[INSTRUCTION] Copy out every line exactly as given.

[RECORDS]

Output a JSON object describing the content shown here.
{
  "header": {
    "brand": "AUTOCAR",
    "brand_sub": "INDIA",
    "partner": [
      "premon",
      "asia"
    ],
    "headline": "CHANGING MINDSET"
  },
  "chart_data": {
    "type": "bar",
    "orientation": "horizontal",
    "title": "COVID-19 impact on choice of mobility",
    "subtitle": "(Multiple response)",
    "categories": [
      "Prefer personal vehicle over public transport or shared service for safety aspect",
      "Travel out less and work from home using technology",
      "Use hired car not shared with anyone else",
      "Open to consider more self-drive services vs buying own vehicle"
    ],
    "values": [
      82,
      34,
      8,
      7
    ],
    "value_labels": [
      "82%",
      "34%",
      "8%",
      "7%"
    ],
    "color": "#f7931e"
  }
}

[OUTPUT FOR THIS EXERCISE]
Output a JSON object describing the content shown here.
{
  "header": {
    "brand": "AUTOCAR",
    "brand_sub": "INDIA",
    "partner": [
      "premon",
      "asia"
    ],
    "headline": "CHANGING MINDSET"
  },
  "chart_data": {
    "type": "bar",
    "orientation": "horizontal",
    "title": "COVID-19 impact on choice of mobility",
    "subtitle": "(Multiple response)",
    "categories": [
      "Prefer personal vehicle over public transport or shared service for safety aspect",
      "Travel out less and work from home using technology",
      "Use hired car not shared with anyone else",
      "Open to consider more self-drive services vs buying own vehicle"
    ],
    "values": [
      82,
      34,
      8,
      7
    ],
    "value_labels": [
      "82%",
      "34%",
      "8%",
      "7%"
    ],
    "color": "#f7931e"
  }
}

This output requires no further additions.